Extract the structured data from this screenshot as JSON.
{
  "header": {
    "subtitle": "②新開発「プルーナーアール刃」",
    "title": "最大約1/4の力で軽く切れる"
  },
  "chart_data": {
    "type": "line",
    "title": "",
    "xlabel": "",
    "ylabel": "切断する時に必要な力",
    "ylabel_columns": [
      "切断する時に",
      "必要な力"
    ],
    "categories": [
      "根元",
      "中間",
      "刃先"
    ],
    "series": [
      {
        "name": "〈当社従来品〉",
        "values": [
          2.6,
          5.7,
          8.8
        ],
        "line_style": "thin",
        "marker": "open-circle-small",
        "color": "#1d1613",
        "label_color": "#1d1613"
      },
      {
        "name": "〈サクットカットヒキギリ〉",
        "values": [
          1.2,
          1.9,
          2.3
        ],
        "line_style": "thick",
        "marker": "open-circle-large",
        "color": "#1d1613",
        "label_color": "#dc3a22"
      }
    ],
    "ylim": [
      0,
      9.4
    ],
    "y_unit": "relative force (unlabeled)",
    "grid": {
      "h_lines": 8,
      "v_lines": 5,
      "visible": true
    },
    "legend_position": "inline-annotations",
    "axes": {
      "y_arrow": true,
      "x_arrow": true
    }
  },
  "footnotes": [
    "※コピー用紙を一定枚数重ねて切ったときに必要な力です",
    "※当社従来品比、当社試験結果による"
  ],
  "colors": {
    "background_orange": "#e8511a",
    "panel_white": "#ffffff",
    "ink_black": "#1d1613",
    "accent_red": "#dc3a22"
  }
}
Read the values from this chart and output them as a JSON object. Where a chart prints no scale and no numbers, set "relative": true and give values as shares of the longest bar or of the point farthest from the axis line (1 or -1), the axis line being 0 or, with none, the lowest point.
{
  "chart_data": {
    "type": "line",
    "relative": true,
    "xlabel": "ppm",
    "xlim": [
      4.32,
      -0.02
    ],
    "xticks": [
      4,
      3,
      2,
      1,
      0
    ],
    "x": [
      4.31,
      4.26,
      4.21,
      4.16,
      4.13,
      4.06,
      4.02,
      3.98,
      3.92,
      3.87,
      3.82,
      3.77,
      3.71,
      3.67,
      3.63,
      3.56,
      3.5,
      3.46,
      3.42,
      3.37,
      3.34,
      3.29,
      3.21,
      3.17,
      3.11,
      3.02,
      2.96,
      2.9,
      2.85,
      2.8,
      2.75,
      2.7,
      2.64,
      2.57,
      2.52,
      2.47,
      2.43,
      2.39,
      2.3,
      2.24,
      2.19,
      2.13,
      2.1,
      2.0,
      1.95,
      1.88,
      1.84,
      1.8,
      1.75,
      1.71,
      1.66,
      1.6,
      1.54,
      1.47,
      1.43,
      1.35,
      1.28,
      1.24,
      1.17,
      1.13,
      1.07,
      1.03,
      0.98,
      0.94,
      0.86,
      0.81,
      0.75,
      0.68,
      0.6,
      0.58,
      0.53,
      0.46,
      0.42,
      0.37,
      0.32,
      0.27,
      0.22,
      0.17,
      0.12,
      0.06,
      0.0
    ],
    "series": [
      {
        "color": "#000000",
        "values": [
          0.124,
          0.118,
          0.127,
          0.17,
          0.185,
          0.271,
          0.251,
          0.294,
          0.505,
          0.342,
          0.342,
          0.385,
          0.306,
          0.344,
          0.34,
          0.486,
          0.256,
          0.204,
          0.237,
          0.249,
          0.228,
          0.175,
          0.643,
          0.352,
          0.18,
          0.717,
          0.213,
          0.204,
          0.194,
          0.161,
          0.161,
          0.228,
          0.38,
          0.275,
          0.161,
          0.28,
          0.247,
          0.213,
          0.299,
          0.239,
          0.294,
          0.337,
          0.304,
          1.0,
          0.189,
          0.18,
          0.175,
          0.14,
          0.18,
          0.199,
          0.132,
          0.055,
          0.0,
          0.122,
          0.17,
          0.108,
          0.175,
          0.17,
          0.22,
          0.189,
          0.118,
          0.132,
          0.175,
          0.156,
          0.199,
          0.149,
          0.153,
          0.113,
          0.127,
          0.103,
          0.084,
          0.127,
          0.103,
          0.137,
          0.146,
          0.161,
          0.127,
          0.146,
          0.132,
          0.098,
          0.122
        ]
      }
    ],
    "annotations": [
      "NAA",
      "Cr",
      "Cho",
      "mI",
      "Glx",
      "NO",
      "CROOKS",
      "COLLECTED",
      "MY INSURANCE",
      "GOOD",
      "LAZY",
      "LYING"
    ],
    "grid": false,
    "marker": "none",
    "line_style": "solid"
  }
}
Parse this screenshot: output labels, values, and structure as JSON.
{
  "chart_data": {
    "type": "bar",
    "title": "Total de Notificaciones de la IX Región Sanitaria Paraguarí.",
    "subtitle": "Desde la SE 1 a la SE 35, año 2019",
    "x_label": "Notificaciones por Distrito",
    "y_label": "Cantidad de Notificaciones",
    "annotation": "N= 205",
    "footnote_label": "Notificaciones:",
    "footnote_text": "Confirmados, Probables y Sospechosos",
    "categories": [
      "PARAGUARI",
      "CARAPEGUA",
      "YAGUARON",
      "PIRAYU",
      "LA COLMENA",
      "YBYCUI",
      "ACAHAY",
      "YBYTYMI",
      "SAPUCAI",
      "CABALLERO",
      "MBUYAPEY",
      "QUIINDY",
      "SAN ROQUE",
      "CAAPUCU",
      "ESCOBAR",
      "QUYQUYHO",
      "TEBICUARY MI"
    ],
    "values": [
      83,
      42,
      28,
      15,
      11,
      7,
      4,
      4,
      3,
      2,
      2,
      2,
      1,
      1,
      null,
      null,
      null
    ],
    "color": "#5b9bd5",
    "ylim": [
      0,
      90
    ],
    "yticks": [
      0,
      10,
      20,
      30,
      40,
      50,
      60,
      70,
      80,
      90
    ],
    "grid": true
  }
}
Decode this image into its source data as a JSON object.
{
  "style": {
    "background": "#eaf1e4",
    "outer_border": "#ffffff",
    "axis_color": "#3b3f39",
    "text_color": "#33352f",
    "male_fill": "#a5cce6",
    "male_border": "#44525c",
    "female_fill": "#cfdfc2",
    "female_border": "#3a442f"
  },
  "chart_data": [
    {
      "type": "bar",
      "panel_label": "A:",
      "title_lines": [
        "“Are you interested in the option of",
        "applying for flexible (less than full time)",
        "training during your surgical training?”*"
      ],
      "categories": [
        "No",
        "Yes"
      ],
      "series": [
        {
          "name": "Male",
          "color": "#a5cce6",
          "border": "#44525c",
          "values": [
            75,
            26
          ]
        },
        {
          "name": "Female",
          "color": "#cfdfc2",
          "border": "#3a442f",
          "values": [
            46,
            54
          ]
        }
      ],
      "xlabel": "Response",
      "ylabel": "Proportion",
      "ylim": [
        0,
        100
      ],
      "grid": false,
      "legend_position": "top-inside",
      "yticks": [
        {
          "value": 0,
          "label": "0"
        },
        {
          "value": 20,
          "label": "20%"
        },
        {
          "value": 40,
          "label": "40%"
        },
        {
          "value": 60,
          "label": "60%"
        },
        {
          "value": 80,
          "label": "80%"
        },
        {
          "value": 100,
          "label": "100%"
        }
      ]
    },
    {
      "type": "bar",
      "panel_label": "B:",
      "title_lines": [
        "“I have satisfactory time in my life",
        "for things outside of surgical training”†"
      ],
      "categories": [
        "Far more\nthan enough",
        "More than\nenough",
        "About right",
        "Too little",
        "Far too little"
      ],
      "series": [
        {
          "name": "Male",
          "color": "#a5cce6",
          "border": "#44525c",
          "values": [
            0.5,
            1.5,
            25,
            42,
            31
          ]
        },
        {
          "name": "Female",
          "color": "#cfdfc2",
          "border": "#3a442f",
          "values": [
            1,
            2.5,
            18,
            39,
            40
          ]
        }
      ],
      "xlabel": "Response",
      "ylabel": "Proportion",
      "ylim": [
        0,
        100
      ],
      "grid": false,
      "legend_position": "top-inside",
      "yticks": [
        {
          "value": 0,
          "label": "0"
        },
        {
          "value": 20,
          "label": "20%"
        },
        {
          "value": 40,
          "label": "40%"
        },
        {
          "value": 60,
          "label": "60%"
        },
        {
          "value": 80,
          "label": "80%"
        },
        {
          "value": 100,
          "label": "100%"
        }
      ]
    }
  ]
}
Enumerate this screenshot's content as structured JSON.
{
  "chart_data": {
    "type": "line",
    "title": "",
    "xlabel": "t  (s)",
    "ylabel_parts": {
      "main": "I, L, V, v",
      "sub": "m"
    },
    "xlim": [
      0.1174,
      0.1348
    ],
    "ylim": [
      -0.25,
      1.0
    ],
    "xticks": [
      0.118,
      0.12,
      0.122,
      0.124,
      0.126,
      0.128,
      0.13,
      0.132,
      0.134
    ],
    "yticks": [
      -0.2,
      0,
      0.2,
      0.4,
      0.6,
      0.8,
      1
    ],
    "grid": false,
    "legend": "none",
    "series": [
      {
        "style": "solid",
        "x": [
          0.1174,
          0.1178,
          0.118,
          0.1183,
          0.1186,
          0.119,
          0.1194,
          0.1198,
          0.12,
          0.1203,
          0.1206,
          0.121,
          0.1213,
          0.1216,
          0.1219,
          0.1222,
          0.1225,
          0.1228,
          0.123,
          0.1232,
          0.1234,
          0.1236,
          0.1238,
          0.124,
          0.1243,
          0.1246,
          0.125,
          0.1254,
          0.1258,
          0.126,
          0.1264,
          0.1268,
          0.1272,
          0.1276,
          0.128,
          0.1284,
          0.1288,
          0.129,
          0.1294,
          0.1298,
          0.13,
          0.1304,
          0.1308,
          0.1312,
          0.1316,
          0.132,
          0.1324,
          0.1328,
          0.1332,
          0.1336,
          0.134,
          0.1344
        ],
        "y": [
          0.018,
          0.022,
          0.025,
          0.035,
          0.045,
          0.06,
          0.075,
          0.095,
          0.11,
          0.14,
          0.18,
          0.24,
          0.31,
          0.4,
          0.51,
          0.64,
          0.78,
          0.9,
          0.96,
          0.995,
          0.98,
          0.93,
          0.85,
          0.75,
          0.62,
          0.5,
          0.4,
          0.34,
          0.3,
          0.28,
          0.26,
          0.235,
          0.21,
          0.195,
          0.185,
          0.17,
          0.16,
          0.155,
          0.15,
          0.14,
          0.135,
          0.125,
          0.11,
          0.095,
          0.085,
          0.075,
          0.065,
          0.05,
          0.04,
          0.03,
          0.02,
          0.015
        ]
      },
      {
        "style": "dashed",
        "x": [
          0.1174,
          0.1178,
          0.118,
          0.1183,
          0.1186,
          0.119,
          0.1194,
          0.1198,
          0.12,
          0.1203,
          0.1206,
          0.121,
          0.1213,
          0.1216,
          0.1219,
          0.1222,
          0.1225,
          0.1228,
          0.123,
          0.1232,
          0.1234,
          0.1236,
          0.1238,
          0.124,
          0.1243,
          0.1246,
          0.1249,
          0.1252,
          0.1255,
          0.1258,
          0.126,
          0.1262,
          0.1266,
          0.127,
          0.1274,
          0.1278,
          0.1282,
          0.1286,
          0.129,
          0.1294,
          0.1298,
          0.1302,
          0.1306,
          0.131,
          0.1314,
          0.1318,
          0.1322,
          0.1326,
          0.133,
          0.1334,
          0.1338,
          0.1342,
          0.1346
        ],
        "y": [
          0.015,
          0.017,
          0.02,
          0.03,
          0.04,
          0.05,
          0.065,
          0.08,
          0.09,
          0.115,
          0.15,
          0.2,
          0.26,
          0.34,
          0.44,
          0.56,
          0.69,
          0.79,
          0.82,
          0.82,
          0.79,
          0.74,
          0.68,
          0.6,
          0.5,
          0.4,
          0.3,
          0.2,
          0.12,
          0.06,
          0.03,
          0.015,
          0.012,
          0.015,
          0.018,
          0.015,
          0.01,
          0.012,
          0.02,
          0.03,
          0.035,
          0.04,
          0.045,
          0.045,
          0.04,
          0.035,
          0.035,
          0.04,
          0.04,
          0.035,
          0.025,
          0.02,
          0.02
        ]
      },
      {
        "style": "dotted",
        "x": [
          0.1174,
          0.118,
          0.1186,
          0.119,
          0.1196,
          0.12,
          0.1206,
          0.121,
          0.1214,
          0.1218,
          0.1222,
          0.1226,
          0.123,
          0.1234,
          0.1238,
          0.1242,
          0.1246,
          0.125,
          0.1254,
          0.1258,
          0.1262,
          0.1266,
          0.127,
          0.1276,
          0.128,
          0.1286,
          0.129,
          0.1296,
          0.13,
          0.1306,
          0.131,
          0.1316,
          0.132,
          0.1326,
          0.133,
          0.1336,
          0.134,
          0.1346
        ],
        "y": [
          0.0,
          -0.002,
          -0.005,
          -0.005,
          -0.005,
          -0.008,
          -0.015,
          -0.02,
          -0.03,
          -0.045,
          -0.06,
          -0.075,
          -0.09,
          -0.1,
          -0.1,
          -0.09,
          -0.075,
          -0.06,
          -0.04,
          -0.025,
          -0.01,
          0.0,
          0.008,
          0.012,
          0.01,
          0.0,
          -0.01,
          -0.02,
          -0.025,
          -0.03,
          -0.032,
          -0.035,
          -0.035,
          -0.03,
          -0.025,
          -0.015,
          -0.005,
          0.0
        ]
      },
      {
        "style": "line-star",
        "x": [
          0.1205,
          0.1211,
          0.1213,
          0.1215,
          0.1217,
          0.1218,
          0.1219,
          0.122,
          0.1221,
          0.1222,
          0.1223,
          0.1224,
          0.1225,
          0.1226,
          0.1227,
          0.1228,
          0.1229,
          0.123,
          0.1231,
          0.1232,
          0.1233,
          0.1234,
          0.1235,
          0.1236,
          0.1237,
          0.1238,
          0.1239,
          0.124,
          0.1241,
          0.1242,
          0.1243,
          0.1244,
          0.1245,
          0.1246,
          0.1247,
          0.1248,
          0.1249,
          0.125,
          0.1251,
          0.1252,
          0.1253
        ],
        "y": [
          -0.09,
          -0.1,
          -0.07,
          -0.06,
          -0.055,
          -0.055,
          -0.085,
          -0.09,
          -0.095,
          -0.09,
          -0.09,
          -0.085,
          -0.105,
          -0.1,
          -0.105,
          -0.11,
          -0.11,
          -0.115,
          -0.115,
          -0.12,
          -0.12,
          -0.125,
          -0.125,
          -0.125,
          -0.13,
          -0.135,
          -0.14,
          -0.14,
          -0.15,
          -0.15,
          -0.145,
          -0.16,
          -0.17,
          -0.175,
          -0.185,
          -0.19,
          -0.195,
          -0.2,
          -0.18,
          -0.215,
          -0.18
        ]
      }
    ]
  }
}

TASK → Reply with nothing but the number of lines that contain the word "subtitle".

OUTPUT FOR THIS EXERCISE → 2